- **TASK DESCRIPTION**
Please retype the part of the property market review that opens with the words "The UBS Global" and closes with "Continental Europe (-7.1%).".

- **PASSAGE TO READ**
The debt issue was centred on developed markets. In the G20’s largest developed economies, sovereign debt burdens are now at about 100% of GDP (compared to debt in emerging markets, which represent around 40% of GDP).

Australian Listed Property

The S&P/ASX 300 Property Accumulation Index was down 4.3% in May, outperforming the S&P/ASX 300 by 3.2% broader share market by 5.2%.

Retail (-1.3%) was the top performing sector. Industrial (-11.8%) reversed the previous two month s as the best performing sector, being the worst performing sector in May,  followed by Commercial (-5.9%).

The top performing trusts for the month were CFS Retail Property Trust (0.5%) and Commonwealth Property Office Fund (-0.5%). Both trusts outperformed in a risk averse market. Investors’ preferred Goodman Group benefited from continued confidence that domestic retail assets with low gearing.

The worst performing trusts for May were Charter Hall Group (-17.6%) and Ardent Leisure Group (-22.1%). Charter Hall Group underperformed as investor macro shocks made refinancing and attracting capital more challenging. Ardent Leisure Group’s third quarter update was below expectations.

Global Listed Property

The UBS Global Property Investors Index (hedged, $A) decreased by 5.9% over May, with Australia the top performing region, despite falling (-4.3%) followed by the USA and Canada (-5.2%). The worst performing regions were Japan (-8.2%) and Continental Europe (-7.1%).

- **EXTRACTED RECORDS**
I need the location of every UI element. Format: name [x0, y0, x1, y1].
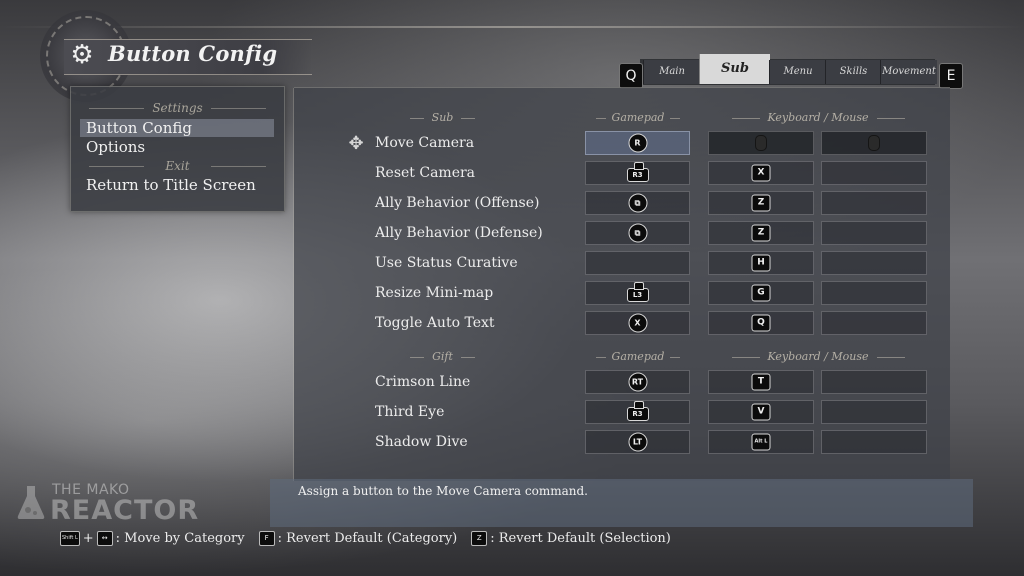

---

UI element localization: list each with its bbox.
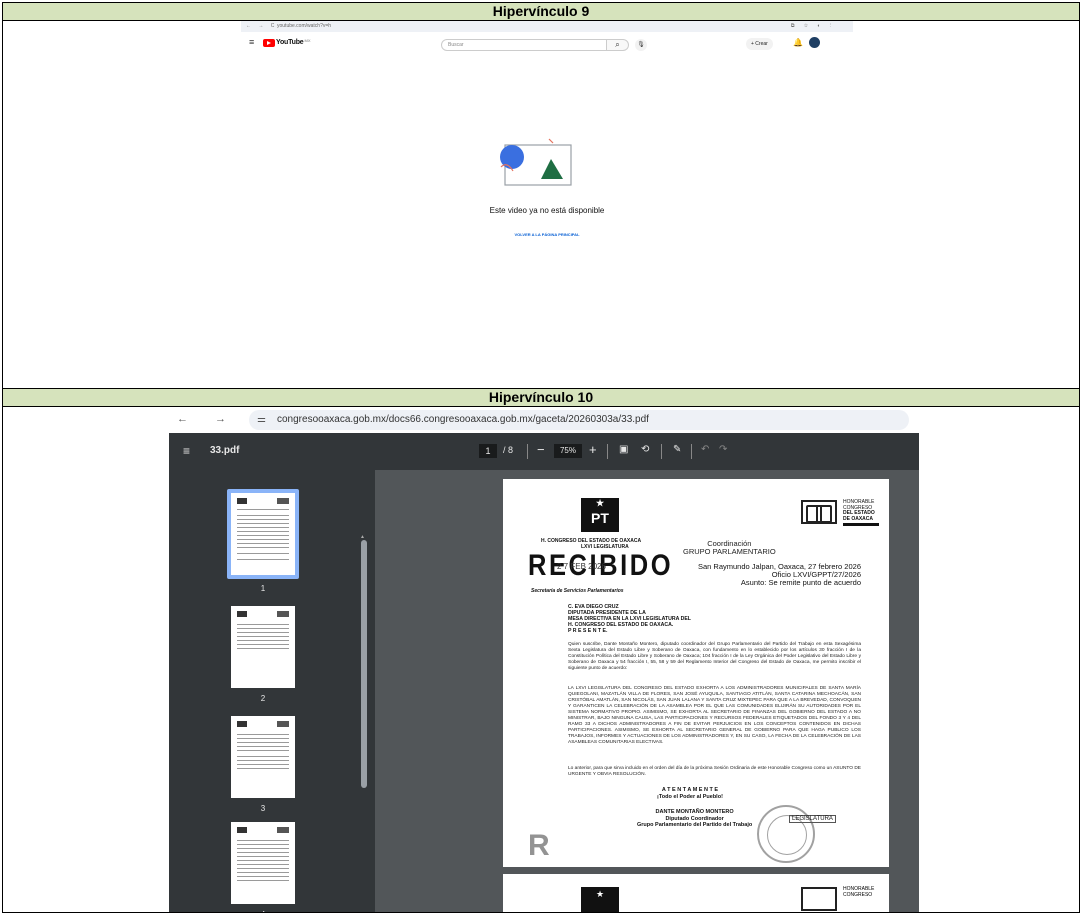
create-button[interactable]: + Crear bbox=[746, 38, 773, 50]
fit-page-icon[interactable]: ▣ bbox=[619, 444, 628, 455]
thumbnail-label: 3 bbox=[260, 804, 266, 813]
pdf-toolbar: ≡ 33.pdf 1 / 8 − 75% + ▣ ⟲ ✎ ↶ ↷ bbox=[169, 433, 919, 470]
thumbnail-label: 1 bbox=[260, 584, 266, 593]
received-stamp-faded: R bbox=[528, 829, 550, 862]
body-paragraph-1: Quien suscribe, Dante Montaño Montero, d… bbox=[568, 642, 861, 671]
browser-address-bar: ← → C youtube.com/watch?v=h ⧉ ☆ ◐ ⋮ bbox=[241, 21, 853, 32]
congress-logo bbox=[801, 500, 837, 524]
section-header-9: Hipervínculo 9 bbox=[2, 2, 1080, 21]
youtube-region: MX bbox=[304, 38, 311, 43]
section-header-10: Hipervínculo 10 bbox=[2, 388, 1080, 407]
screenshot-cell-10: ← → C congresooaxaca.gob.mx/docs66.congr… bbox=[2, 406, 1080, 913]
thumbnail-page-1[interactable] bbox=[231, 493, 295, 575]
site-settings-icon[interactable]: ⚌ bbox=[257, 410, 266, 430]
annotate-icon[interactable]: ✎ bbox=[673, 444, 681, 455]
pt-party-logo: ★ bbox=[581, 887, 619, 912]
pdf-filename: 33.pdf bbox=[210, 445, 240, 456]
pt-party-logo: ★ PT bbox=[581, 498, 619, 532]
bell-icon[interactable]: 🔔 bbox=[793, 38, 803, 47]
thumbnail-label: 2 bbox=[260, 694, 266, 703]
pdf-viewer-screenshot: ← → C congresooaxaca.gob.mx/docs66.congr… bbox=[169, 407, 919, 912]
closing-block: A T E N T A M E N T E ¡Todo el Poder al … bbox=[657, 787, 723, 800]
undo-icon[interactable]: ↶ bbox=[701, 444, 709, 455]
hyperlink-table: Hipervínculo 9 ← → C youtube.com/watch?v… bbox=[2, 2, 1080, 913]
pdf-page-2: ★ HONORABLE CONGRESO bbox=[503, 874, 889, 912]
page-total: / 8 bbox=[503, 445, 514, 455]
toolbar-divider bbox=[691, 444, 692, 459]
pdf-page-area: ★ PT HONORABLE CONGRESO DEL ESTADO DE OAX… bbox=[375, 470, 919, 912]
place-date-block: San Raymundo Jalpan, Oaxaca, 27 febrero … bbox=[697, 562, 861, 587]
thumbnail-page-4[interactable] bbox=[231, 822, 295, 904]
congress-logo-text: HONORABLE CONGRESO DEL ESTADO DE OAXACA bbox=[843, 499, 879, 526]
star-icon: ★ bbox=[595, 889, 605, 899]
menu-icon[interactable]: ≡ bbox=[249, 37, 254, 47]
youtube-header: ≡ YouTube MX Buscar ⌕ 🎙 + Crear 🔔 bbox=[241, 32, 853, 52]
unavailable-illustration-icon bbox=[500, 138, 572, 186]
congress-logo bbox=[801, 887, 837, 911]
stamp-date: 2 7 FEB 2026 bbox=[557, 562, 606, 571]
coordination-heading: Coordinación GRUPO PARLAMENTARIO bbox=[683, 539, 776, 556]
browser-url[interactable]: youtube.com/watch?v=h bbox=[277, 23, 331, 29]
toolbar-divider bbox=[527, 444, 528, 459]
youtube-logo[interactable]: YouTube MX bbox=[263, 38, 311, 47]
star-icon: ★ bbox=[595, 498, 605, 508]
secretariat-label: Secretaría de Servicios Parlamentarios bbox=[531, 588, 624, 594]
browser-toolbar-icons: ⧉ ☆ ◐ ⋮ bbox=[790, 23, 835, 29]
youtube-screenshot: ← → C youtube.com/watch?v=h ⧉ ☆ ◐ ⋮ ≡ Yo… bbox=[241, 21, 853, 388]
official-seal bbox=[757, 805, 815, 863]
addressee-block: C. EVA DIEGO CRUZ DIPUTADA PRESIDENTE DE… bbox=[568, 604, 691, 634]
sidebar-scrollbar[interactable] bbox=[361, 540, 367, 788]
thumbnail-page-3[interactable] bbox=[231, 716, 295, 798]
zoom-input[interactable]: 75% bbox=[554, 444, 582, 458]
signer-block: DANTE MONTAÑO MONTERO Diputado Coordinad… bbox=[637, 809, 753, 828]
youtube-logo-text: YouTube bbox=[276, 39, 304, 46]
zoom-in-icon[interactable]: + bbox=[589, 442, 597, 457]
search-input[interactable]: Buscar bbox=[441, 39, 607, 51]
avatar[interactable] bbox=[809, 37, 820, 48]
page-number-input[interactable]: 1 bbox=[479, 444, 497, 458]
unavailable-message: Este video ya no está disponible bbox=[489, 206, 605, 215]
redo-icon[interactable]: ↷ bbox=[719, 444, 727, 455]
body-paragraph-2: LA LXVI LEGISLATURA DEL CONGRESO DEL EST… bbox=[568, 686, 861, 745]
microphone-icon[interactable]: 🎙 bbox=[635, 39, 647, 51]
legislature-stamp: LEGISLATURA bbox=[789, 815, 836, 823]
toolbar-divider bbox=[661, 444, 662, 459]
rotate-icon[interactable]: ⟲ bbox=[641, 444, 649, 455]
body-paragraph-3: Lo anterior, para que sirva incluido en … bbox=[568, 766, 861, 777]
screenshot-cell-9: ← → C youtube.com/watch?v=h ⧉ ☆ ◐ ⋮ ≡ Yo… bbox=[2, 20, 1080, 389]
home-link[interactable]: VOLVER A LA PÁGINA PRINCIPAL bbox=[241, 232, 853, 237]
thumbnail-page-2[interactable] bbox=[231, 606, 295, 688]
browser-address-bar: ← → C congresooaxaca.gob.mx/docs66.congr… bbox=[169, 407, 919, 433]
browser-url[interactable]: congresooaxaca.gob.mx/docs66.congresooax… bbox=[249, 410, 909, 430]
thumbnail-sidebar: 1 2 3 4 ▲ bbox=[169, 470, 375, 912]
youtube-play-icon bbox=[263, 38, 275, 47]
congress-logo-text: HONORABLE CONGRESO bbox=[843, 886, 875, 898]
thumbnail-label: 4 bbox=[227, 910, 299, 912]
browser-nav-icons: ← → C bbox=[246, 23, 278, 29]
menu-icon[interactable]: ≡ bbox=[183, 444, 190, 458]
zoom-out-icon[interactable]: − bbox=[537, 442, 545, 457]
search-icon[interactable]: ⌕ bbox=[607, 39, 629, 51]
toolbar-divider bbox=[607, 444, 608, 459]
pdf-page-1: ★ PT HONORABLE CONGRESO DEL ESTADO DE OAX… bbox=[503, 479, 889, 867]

- **FULL ANSWER**
The UBS Global Property Investors Index (hedged, $A) decreased by 5.9% over May, with Australia the top performing region, despite falling (-4.3%) followed by the USA and Canada (-5.2%). The worst performing regions were Japan (-8.2%) and Continental Europe (-7.1%).